***** DATA TO USE

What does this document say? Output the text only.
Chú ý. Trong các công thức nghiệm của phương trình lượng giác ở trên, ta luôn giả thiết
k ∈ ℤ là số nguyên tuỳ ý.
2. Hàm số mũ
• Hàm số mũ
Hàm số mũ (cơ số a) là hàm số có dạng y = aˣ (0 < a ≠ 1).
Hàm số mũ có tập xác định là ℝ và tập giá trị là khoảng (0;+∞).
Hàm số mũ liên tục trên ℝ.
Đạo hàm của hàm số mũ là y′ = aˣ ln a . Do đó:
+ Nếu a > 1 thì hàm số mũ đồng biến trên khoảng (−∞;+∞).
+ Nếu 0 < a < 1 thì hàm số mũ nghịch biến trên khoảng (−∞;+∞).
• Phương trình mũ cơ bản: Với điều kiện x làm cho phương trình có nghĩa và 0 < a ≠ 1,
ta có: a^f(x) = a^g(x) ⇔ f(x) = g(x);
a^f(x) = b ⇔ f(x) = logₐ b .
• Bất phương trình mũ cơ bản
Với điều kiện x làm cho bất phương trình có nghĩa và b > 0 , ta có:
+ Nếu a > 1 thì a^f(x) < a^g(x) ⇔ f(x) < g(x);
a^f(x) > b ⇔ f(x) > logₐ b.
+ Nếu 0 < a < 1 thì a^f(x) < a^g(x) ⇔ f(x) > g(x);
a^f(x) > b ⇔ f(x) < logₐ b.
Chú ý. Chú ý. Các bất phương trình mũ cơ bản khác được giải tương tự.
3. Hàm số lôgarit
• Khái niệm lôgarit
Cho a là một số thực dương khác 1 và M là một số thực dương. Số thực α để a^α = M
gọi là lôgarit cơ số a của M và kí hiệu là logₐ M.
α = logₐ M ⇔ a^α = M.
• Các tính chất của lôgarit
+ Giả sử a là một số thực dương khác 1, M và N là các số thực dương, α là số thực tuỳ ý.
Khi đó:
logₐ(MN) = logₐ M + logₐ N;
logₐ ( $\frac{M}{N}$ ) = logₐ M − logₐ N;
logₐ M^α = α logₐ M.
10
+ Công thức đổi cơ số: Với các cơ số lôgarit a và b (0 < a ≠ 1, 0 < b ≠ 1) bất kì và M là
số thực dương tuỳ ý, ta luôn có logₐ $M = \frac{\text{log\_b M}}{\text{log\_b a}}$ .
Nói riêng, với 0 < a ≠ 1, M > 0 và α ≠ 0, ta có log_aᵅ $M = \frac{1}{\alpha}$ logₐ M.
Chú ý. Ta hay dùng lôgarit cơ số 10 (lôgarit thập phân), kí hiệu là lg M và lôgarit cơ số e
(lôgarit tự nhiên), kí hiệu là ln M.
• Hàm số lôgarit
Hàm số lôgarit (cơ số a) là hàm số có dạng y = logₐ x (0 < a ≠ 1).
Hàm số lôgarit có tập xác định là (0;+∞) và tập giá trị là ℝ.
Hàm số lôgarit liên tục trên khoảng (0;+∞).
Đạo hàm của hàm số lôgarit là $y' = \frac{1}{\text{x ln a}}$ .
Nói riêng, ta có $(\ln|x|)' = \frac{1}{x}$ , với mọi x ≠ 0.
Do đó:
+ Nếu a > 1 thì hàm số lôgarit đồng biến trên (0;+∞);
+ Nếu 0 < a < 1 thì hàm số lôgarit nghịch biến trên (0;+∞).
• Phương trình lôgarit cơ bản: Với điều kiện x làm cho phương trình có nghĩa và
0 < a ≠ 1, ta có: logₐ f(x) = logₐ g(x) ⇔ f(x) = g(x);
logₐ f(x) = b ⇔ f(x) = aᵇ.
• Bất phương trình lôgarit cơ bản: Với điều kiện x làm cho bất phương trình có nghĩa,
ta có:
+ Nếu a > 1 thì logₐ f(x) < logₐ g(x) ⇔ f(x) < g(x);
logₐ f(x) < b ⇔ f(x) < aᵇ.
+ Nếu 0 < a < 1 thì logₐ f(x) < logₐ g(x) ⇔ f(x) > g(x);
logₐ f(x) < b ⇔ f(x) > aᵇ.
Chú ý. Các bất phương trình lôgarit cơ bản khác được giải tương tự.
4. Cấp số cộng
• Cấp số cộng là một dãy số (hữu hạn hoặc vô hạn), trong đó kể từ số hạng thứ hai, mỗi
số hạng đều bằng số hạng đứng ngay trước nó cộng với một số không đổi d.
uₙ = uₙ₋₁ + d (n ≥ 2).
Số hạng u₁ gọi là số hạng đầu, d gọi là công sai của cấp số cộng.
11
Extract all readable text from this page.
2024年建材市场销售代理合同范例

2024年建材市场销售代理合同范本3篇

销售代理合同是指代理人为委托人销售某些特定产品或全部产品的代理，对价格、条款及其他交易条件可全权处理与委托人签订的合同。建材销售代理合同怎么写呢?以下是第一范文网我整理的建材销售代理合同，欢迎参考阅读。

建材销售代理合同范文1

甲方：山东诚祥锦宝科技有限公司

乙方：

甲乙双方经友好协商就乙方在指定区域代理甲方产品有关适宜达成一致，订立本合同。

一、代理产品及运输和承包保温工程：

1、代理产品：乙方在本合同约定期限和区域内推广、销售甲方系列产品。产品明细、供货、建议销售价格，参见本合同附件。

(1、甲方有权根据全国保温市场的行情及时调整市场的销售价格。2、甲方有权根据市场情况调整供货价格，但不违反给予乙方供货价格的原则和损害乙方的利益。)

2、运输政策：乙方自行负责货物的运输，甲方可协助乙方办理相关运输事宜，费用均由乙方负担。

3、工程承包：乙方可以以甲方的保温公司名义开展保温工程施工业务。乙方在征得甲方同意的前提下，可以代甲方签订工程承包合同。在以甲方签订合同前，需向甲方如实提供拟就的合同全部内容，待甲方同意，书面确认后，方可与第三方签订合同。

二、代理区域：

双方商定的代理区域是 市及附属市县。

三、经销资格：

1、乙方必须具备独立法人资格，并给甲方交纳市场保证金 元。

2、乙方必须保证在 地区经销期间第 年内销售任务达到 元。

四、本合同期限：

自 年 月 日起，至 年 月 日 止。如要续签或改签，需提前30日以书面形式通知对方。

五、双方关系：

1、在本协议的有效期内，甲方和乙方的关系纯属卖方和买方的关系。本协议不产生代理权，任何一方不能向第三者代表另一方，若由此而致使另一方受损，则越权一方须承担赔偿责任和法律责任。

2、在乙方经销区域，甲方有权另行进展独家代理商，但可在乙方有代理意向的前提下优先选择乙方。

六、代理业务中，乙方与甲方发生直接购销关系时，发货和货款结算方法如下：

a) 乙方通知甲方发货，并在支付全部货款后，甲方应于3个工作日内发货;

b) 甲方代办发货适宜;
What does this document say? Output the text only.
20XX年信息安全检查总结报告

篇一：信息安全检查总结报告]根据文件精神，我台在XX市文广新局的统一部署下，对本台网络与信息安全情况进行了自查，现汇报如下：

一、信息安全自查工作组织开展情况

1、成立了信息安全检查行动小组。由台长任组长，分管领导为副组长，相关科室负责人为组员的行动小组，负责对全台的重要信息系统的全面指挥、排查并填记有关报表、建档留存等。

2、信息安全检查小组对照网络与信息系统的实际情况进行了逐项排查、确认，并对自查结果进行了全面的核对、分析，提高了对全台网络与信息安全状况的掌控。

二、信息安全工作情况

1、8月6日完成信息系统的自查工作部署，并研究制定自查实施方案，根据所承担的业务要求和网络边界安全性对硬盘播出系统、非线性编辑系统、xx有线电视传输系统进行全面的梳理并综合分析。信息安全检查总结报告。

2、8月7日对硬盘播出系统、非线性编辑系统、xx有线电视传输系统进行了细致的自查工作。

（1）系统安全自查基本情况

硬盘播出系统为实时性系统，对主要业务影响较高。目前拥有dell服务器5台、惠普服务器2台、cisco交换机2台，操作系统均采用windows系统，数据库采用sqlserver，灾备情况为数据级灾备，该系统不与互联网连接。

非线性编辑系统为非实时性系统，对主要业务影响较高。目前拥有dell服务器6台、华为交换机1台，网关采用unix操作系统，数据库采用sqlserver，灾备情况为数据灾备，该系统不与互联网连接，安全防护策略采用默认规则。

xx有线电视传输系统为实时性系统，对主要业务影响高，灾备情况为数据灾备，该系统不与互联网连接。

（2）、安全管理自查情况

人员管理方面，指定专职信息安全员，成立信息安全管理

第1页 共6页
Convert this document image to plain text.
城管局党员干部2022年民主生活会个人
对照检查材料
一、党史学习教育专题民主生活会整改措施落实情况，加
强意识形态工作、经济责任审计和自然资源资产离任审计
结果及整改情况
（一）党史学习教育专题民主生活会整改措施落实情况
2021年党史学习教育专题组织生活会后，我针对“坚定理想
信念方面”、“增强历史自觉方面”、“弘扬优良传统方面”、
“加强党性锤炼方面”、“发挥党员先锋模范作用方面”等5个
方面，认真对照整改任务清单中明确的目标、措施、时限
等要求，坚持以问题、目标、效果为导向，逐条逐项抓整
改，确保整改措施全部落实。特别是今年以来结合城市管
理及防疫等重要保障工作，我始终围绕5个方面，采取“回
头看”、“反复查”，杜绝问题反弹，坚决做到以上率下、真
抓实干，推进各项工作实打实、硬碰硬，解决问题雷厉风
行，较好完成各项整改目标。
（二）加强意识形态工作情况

**********

◆ WHAT YOU HAVE TO DO ◆
Using the entries above, return each line in which the word "khác" occurs.

◆ SOLUTION TO THE EXERCISE ◆
Chú ý. Chú ý. Các bất phương trình mũ cơ bản khác được giải tương tự.
Cho a là một số thực dương khác 1 và M là một số thực dương. Số thực α để a^α = M
+ Giả sử a là một số thực dương khác 1, M và N là các số thực dương, α là số thực tuỳ ý.
Chú ý. Các bất phương trình lôgarit cơ bản khác được giải tương tự.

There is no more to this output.